DIRECTION – Report only the number of lines holding "propriétés".

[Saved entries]
◇ ◇ ◇ ◇ ◇ ◇ ◇

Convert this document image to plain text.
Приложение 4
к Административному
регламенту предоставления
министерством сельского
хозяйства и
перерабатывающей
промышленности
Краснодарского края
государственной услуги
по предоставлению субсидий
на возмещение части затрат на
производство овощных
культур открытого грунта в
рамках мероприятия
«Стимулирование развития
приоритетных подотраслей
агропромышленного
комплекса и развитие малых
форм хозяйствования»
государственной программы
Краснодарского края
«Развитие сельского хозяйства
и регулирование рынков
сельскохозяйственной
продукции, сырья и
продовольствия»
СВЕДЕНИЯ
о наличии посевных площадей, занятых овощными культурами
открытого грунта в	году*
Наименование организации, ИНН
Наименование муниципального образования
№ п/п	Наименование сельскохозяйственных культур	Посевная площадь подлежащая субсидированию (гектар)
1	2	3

◇ ◇ ◇ ◇ ◇ ◇ ◇

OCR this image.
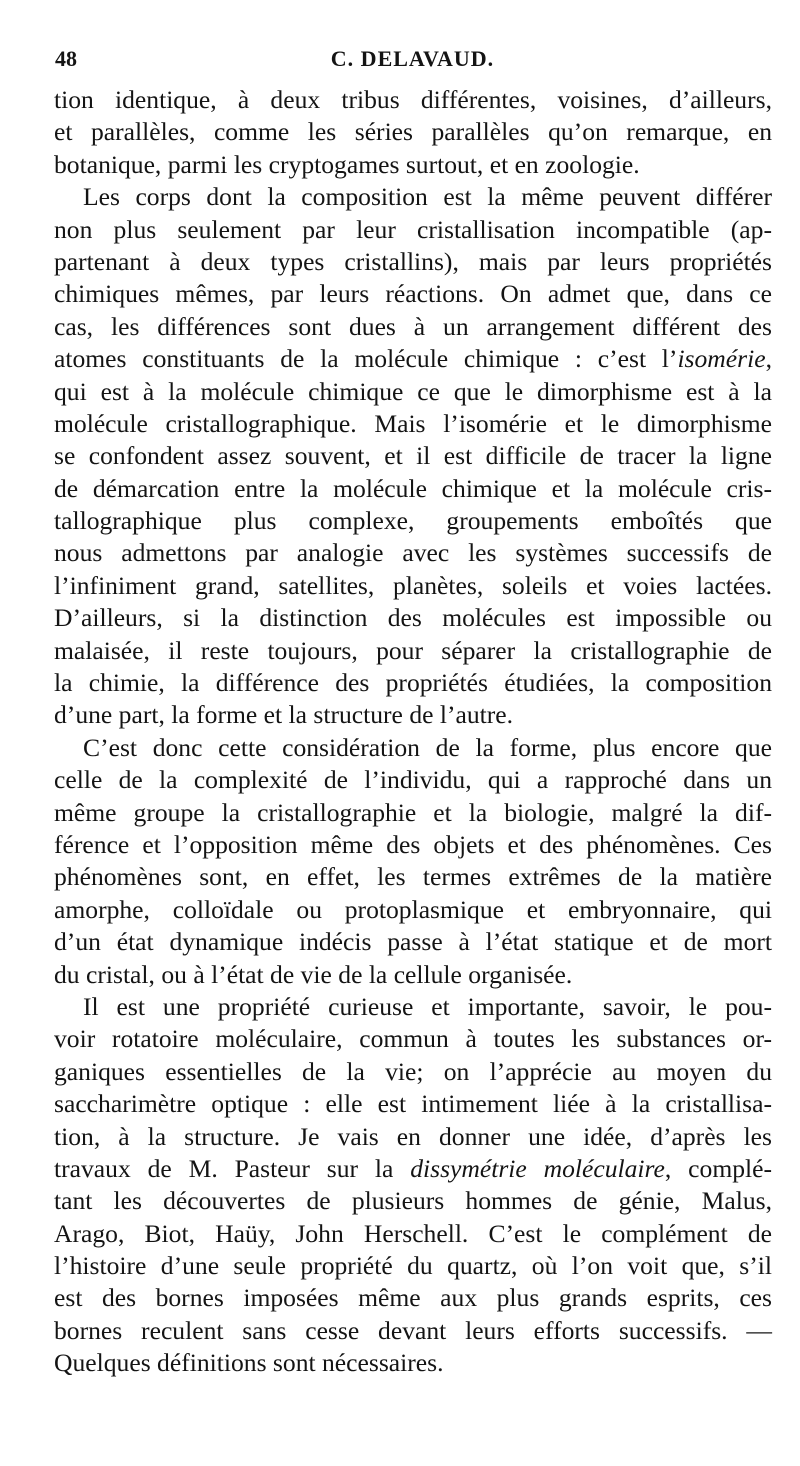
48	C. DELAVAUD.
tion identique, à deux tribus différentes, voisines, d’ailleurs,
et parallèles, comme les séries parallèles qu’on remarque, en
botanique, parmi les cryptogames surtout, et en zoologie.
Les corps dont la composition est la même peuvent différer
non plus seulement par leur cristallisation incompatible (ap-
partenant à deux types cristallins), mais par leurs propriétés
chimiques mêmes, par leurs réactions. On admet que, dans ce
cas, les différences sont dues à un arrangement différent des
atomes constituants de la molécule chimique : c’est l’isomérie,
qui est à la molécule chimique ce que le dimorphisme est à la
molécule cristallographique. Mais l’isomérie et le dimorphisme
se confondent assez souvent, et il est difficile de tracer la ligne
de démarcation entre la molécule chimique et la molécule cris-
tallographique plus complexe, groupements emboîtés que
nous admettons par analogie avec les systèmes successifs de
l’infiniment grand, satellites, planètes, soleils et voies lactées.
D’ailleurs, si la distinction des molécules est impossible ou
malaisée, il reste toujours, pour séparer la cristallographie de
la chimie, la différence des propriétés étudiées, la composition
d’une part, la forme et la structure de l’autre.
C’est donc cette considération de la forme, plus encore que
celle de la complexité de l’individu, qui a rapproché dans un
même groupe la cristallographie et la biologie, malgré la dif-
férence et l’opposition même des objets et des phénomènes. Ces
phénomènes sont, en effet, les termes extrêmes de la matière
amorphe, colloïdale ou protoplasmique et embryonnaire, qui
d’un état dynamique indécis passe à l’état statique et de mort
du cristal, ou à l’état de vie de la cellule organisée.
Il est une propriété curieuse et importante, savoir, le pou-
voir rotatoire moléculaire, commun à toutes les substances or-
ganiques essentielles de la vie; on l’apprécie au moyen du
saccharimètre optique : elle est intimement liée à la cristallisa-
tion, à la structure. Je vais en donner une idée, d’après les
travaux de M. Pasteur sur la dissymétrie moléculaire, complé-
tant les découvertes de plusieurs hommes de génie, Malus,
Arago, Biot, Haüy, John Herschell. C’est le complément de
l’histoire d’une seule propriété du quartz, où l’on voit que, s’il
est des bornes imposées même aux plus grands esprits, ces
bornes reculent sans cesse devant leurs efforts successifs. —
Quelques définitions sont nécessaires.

◇ ◇ ◇ ◇ ◇ ◇ ◇

FINAL RESULT – 2